PROBLEM TO SOLVE: Report, word for word, every line of the material that contains "expectancy".

PROVIDED DATA:
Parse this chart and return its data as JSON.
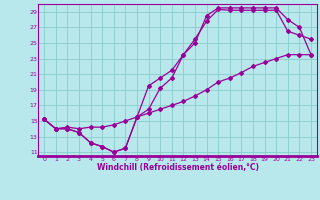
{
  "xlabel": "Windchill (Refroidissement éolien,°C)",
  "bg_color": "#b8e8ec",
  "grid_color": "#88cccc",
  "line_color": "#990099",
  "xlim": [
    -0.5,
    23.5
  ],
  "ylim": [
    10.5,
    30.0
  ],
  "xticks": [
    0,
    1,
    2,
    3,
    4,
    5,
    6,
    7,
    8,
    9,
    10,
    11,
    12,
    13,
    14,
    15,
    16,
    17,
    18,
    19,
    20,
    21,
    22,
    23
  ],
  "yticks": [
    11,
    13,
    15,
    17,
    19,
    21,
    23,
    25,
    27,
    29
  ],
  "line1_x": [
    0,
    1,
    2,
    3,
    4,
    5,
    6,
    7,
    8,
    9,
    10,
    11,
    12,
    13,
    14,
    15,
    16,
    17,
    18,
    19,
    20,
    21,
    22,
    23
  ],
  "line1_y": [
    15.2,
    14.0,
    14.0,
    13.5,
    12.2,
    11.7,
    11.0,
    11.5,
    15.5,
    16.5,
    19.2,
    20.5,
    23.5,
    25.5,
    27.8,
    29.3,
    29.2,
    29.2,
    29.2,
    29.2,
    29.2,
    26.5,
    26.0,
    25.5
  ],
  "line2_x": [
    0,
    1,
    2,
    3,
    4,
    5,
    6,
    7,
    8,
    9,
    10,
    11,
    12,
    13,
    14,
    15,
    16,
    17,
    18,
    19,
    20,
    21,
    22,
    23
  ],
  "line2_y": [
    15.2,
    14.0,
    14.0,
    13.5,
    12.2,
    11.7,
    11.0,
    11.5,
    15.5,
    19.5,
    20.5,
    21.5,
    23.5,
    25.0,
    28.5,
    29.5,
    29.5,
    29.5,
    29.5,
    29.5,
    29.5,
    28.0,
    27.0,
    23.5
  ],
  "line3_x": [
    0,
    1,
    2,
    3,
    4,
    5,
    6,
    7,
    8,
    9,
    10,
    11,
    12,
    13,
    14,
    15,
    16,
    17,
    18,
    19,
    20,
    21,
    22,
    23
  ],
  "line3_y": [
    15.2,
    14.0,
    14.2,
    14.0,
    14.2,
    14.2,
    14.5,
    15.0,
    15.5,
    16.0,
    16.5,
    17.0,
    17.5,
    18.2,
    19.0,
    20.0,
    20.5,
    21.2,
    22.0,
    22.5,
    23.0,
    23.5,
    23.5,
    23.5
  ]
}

...

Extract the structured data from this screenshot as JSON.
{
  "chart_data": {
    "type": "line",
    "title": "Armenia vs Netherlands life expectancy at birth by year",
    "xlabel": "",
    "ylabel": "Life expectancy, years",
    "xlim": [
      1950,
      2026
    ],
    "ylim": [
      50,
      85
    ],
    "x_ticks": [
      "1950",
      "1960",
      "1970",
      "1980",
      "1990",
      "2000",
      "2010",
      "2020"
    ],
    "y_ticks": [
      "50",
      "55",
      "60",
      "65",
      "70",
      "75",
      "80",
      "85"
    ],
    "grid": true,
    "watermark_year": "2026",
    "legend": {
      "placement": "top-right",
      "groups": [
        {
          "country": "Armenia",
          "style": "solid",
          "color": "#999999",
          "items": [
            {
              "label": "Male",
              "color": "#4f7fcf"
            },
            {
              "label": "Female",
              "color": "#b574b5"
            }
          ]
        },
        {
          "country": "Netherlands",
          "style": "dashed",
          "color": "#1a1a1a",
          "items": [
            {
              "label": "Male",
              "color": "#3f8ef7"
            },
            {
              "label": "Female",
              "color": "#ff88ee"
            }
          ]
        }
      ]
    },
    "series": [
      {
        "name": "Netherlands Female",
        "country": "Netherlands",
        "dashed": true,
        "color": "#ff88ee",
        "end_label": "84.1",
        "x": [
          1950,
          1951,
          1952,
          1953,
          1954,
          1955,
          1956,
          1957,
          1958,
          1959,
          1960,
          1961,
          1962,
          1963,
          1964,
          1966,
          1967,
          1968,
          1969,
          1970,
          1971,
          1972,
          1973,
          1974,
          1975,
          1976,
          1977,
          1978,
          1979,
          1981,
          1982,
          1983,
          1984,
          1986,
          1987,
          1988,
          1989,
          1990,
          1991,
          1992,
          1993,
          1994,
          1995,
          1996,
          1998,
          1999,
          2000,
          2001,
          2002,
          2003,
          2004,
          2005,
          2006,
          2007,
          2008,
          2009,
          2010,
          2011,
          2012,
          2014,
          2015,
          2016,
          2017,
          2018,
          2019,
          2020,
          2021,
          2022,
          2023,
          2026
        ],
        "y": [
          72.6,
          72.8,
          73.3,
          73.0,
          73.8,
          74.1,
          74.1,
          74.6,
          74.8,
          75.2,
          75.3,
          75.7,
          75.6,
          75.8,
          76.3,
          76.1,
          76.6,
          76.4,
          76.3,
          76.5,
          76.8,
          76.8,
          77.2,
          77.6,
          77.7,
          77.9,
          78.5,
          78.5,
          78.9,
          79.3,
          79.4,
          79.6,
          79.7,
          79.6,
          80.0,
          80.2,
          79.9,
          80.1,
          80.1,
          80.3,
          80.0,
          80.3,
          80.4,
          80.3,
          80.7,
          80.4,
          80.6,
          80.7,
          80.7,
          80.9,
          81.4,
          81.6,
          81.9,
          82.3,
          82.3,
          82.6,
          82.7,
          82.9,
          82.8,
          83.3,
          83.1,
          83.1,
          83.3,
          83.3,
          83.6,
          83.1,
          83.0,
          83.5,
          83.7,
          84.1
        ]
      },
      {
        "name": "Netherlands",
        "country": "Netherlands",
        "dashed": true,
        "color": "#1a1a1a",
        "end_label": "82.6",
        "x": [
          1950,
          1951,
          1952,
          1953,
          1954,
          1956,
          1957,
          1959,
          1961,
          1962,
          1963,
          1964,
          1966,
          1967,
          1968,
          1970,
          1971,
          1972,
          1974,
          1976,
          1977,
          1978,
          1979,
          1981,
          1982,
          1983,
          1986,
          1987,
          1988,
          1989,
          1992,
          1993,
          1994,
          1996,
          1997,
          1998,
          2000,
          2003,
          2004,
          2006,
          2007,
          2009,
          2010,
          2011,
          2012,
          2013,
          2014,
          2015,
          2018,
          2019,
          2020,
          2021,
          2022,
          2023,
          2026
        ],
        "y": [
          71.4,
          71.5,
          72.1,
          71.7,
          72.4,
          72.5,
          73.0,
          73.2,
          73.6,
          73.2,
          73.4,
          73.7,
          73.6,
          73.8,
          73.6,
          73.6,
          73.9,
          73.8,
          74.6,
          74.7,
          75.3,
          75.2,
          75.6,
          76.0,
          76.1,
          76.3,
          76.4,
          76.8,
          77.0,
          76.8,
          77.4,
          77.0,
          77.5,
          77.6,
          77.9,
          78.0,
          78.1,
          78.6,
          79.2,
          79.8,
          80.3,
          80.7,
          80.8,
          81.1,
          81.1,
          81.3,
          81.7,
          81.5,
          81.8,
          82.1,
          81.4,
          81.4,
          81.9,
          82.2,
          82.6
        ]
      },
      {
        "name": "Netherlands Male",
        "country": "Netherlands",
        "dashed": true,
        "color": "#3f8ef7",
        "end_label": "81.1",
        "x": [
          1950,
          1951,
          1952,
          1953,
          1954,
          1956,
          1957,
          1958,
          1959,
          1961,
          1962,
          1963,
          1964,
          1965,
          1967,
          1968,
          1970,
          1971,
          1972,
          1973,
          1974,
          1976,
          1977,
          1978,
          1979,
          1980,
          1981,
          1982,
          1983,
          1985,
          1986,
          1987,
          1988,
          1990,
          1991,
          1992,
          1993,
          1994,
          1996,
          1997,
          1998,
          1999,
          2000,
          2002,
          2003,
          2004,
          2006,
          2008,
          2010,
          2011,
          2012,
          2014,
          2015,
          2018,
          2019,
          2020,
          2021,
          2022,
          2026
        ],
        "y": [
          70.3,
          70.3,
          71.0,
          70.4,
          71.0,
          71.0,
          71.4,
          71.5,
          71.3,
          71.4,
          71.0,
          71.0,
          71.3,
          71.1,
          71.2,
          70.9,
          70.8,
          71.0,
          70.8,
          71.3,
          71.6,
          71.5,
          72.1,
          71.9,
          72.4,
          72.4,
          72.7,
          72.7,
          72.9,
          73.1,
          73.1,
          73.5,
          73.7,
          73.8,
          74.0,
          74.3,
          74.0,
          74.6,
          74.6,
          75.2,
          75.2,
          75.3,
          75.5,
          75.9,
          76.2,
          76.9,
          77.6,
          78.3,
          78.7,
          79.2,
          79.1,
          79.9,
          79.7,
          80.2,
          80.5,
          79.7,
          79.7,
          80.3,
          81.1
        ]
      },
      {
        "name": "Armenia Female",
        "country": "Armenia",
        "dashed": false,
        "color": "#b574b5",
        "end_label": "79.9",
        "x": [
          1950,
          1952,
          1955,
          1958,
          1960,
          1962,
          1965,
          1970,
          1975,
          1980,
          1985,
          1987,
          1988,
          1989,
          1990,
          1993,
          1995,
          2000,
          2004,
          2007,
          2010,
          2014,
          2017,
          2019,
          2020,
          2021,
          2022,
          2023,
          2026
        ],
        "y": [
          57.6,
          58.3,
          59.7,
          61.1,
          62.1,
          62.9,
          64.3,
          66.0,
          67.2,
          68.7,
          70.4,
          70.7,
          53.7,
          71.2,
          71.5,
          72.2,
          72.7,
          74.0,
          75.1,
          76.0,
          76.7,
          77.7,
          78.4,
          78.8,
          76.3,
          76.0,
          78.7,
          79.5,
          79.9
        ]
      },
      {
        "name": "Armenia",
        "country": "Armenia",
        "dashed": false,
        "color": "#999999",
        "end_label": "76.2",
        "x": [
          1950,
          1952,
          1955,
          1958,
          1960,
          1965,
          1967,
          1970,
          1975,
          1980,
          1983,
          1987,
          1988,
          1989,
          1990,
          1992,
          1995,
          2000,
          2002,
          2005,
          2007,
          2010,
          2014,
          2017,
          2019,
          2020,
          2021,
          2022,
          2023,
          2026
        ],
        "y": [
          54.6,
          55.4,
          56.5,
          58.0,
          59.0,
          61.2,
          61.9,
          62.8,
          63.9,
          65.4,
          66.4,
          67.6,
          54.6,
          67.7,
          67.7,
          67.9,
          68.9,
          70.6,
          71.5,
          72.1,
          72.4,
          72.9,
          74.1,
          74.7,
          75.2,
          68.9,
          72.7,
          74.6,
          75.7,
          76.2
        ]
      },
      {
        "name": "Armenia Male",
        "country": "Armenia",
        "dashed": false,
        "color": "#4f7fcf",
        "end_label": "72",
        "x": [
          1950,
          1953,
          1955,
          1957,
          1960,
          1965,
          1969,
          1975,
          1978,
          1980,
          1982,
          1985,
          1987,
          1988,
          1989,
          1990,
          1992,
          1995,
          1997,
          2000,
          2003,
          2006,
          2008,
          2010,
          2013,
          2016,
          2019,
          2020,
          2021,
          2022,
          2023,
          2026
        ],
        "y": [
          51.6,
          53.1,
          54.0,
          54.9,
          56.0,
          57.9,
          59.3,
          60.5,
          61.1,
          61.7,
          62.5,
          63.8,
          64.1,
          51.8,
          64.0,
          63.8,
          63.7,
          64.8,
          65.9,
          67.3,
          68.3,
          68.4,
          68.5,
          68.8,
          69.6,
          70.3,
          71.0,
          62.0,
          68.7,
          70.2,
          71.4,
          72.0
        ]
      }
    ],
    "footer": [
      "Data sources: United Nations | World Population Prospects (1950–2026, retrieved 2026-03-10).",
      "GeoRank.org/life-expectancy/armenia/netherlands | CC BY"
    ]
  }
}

REPLY TO THE TASK:
    "title": "Armenia vs Netherlands life expectancy at birth by year",
    "ylabel": "Life expectancy, years",
      "GeoRank.org/life-expectancy/armenia/netherlands | CC BY"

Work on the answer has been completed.